**STATED TASK**
Across the entries below, how many lines contain the word "screenshot"? Give the number alone.

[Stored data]

▶

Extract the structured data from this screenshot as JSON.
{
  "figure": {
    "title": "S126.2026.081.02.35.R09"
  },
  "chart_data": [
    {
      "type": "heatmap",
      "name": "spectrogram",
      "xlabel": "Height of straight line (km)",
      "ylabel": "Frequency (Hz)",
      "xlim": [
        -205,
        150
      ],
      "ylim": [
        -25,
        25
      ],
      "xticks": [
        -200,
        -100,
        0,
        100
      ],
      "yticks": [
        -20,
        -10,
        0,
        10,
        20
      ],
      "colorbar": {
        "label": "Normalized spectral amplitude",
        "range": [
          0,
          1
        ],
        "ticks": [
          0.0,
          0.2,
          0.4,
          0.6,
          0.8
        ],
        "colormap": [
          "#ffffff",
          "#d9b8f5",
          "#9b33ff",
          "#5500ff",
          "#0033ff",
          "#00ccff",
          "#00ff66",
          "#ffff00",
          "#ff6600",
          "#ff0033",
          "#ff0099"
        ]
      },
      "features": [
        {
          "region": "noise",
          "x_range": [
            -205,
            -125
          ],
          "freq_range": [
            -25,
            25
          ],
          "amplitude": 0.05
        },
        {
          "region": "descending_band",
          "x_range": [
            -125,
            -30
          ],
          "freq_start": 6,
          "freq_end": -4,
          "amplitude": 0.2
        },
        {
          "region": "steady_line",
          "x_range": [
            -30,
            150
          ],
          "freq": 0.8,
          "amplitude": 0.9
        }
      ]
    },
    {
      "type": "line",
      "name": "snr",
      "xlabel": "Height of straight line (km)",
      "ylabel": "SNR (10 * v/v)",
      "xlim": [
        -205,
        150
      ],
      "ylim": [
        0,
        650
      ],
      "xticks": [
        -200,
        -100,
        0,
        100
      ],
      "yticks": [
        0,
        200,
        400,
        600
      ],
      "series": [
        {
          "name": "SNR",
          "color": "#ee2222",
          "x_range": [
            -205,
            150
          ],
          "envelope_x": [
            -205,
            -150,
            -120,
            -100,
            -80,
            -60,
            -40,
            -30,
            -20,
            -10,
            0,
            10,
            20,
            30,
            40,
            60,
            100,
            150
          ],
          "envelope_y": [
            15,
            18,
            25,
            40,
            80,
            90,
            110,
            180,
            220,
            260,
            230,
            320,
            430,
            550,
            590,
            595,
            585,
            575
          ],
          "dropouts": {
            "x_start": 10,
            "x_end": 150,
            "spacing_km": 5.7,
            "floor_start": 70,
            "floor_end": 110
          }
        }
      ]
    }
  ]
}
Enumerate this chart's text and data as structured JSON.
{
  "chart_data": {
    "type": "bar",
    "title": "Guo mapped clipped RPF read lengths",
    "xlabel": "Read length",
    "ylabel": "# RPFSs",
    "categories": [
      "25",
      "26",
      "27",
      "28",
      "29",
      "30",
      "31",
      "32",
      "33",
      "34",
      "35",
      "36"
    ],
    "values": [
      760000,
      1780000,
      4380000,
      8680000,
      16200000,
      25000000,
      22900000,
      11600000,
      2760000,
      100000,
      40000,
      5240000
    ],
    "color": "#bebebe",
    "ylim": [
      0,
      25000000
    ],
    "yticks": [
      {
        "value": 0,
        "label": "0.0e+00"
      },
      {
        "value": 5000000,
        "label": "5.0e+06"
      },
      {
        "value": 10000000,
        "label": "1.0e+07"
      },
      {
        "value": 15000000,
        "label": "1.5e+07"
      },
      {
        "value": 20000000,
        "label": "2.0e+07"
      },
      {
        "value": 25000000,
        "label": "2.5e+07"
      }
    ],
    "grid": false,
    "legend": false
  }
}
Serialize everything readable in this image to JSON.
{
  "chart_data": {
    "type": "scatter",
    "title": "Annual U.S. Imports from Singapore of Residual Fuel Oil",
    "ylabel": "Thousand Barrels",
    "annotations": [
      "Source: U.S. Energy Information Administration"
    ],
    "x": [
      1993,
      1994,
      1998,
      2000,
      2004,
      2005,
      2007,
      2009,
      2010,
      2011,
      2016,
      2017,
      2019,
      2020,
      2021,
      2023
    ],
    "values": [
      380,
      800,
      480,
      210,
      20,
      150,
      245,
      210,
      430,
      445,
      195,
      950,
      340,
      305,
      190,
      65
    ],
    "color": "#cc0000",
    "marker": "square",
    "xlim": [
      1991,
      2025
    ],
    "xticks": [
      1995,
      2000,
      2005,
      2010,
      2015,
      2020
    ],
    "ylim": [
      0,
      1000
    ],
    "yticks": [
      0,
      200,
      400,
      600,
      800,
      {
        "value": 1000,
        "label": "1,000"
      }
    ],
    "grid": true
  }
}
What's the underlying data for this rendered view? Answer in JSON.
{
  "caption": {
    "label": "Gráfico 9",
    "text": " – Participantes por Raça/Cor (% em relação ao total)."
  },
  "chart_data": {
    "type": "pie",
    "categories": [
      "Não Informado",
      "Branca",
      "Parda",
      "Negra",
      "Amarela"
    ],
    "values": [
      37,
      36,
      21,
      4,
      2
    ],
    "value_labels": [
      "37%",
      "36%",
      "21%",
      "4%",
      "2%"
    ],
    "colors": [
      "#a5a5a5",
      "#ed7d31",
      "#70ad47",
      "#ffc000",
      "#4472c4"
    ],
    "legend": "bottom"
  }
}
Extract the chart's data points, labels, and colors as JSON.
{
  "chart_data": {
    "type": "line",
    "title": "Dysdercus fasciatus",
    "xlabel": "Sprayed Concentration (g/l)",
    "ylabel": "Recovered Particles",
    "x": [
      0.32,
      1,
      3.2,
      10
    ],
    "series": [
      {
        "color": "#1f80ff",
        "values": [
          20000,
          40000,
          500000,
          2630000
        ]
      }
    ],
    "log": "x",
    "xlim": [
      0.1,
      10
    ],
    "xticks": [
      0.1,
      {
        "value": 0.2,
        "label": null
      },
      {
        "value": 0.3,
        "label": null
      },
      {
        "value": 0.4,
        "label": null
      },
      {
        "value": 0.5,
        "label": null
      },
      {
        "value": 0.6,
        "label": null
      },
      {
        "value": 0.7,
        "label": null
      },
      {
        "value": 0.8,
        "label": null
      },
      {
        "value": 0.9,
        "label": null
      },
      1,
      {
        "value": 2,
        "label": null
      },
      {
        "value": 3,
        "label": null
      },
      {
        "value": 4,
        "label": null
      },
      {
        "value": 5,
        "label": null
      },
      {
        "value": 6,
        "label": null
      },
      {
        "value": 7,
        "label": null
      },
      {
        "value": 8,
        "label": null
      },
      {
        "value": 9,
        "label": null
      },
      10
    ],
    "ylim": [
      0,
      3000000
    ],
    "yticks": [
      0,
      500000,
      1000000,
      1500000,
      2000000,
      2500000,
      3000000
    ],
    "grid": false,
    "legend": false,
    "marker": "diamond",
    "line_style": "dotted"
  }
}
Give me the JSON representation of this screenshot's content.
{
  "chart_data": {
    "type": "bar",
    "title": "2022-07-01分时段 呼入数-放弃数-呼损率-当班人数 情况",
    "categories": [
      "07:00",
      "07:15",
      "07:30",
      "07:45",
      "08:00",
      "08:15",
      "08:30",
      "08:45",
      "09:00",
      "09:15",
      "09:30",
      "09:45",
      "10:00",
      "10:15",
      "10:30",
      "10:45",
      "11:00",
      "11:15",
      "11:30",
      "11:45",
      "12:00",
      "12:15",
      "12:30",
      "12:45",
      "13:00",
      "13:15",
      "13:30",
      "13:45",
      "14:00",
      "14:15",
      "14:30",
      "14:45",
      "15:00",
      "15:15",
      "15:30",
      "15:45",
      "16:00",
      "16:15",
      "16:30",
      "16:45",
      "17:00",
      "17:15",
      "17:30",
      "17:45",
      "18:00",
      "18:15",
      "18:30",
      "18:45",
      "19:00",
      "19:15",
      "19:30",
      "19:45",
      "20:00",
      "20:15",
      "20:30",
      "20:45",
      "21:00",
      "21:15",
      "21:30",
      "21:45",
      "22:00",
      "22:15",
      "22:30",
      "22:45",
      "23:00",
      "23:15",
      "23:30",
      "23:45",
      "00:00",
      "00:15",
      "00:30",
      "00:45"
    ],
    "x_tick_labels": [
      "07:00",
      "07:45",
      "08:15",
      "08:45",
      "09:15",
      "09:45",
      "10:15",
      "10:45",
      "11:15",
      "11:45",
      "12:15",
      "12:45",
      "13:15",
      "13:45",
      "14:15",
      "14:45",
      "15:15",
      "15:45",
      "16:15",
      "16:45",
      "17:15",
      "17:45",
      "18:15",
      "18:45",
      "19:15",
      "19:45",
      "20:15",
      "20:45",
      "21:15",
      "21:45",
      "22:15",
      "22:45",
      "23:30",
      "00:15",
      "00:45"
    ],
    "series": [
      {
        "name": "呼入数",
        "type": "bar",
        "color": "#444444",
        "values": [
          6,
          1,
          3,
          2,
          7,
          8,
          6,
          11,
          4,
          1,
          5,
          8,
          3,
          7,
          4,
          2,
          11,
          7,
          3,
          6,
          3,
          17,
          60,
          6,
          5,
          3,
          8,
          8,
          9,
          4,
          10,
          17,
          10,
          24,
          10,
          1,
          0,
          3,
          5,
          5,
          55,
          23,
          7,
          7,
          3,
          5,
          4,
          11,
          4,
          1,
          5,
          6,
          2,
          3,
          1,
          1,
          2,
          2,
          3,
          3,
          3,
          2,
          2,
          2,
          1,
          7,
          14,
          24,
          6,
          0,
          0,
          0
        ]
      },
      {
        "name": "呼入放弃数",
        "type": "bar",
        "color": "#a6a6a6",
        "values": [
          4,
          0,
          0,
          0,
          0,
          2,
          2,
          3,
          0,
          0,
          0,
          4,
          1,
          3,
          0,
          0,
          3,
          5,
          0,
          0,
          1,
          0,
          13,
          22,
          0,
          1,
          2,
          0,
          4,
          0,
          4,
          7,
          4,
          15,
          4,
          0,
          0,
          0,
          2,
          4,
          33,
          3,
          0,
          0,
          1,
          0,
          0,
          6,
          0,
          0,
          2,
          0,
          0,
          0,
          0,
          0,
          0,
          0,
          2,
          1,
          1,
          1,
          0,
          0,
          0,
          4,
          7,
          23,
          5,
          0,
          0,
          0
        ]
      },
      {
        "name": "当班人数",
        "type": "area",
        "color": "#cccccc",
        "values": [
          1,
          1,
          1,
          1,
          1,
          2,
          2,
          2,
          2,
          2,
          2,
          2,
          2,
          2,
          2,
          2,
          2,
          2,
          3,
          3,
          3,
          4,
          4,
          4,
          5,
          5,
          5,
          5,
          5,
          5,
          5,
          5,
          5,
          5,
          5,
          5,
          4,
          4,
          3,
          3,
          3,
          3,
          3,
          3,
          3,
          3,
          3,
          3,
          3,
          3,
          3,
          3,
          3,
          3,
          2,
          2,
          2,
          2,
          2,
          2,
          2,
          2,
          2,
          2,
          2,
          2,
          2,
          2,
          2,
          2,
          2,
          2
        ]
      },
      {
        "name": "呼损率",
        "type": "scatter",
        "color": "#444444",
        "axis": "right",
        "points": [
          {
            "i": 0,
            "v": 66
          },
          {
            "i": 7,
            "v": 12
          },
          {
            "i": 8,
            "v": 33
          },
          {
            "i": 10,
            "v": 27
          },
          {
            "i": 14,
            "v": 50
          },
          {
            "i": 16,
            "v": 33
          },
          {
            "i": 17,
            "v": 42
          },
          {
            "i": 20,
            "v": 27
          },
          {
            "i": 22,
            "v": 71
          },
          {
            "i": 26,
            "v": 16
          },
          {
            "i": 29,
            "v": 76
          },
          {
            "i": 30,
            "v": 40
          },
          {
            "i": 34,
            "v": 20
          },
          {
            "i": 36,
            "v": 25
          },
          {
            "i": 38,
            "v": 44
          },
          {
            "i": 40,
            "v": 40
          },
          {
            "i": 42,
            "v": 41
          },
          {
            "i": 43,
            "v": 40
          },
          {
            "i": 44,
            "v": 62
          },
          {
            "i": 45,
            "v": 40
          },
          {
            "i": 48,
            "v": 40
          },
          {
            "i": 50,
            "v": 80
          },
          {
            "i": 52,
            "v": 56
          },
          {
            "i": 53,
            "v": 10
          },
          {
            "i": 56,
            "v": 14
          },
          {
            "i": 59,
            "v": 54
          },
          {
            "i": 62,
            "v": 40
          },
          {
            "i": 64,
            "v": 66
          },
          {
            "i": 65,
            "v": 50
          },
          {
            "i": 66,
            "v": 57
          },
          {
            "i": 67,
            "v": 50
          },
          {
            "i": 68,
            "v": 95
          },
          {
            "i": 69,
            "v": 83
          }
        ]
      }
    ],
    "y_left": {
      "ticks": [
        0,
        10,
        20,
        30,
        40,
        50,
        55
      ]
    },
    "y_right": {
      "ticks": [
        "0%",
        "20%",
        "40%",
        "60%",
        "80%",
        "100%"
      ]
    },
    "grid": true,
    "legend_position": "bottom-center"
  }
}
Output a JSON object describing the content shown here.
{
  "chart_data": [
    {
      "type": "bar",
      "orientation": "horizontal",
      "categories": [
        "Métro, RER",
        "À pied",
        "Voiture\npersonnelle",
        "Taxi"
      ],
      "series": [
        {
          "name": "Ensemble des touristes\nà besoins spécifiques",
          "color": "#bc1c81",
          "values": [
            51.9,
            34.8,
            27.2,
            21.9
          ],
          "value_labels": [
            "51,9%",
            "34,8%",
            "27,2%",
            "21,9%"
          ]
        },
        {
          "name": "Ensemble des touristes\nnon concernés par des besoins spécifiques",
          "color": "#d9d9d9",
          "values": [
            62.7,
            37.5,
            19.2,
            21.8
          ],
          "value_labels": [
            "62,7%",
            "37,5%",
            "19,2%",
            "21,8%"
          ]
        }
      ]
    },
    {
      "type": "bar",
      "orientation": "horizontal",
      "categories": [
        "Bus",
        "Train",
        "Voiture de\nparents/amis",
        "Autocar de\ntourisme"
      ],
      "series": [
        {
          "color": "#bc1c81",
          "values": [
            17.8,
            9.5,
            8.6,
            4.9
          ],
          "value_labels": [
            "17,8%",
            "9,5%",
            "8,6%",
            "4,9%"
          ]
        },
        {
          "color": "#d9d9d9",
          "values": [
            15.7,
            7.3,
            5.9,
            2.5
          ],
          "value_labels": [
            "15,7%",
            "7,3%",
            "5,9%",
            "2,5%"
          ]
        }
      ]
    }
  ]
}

◀

**COMPLETE ANSWER**
2